* _Dataset records_
▼
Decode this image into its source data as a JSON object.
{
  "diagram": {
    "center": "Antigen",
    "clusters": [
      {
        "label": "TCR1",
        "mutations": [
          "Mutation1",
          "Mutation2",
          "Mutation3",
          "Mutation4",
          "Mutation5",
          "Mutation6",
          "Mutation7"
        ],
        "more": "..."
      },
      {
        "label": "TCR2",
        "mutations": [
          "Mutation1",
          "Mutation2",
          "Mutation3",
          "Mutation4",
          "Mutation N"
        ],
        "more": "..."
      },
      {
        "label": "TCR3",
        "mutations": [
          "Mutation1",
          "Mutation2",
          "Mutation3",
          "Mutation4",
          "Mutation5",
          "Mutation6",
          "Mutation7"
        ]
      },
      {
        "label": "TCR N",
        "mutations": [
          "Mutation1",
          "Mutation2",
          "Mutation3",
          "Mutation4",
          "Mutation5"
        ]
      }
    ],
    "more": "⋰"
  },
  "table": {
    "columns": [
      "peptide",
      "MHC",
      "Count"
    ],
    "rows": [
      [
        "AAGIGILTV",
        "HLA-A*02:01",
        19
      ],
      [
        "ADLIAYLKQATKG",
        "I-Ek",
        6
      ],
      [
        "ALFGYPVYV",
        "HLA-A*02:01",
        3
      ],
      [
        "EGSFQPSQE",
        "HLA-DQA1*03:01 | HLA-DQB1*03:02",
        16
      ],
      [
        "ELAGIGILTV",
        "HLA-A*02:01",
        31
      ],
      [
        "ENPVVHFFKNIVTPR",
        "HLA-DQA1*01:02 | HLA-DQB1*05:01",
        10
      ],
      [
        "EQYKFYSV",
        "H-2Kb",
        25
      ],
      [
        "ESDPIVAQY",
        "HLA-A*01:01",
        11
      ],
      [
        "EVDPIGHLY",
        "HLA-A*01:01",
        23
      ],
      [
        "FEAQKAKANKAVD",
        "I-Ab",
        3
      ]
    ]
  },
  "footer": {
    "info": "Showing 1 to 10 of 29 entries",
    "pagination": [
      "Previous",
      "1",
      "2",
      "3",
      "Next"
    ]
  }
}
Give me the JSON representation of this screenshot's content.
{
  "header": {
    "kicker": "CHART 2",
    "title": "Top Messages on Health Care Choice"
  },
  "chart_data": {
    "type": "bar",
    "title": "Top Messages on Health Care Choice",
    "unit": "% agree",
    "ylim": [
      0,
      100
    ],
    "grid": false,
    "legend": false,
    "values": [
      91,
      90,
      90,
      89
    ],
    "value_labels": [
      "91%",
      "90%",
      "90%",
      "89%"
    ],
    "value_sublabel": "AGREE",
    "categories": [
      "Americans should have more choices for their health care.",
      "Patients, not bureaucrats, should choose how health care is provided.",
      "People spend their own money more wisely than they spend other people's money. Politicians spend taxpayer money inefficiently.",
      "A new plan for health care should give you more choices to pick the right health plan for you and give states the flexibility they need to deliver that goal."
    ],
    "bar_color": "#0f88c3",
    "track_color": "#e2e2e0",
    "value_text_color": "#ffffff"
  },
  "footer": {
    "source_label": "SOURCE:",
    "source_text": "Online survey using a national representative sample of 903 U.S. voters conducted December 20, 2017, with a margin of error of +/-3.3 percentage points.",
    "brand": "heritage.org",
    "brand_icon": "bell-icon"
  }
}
▲
Transcribe every record exactly, keeping each line as it is.

Decode this image into its source data as a JSON object.
{
  "diagram": {
    "center": "Antigen",
    "clusters": [
      {
        "label": "TCR1",
        "mutations": [
          "Mutation1",
          "Mutation2",
          "Mutation3",
          "Mutation4",
          "Mutation5",
          "Mutation6",
          "Mutation7"
        ],
        "more": "..."
      },
      {
        "label": "TCR2",
        "mutations": [
          "Mutation1",
          "Mutation2",
          "Mutation3",
          "Mutation4",
          "Mutation N"
        ],
        "more": "..."
      },
      {
        "label": "TCR3",
        "mutations": [
          "Mutation1",
          "Mutation2",
          "Mutation3",
          "Mutation4",
          "Mutation5",
          "Mutation6",
          "Mutation7"
        ]
      },
      {
        "label": "TCR N",
        "mutations": [
          "Mutation1",
          "Mutation2",
          "Mutation3",
          "Mutation4",
          "Mutation5"
        ]
      }
    ],
    "more": "⋰"
  },
  "table": {
    "columns": [
      "peptide",
      "MHC",
      "Count"
    ],
    "rows": [
      [
        "AAGIGILTV",
        "HLA-A*02:01",
        19
      ],
      [
        "ADLIAYLKQATKG",
        "I-Ek",
        6
      ],
      [
        "ALFGYPVYV",
        "HLA-A*02:01",
        3
      ],
      [
        "EGSFQPSQE",
        "HLA-DQA1*03:01 | HLA-DQB1*03:02",
        16
      ],
      [
        "ELAGIGILTV",
        "HLA-A*02:01",
        31
      ],
      [
        "ENPVVHFFKNIVTPR",
        "HLA-DQA1*01:02 | HLA-DQB1*05:01",
        10
      ],
      [
        "EQYKFYSV",
        "H-2Kb",
        25
      ],
      [
        "ESDPIVAQY",
        "HLA-A*01:01",
        11
      ],
      [
        "EVDPIGHLY",
        "HLA-A*01:01",
        23
      ],
      [
        "FEAQKAKANKAVD",
        "I-Ab",
        3
      ]
    ]
  },
  "footer": {
    "info": "Showing 1 to 10 of 29 entries",
    "pagination": [
      "Previous",
      "1",
      "2",
      "3",
      "Next"
    ]
  }
}
Give me the JSON representation of this screenshot's content.
{
  "header": {
    "kicker": "CHART 2",
    "title": "Top Messages on Health Care Choice"
  },
  "chart_data": {
    "type": "bar",
    "title": "Top Messages on Health Care Choice",
    "unit": "% agree",
    "ylim": [
      0,
      100
    ],
    "grid": false,
    "legend": false,
    "values": [
      91,
      90,
      90,
      89
    ],
    "value_labels": [
      "91%",
      "90%",
      "90%",
      "89%"
    ],
    "value_sublabel": "AGREE",
    "categories": [
      "Americans should have more choices for their health care.",
      "Patients, not bureaucrats, should choose how health care is provided.",
      "People spend their own money more wisely than they spend other people's money. Politicians spend taxpayer money inefficiently.",
      "A new plan for health care should give you more choices to pick the right health plan for you and give states the flexibility they need to deliver that goal."
    ],
    "bar_color": "#0f88c3",
    "track_color": "#e2e2e0",
    "value_text_color": "#ffffff"
  },
  "footer": {
    "source_label": "SOURCE:",
    "source_text": "Online survey using a national representative sample of 903 U.S. voters conducted December 20, 2017, with a margin of error of +/-3.3 percentage points.",
    "brand": "heritage.org",
    "brand_icon": "bell-icon"
  }
}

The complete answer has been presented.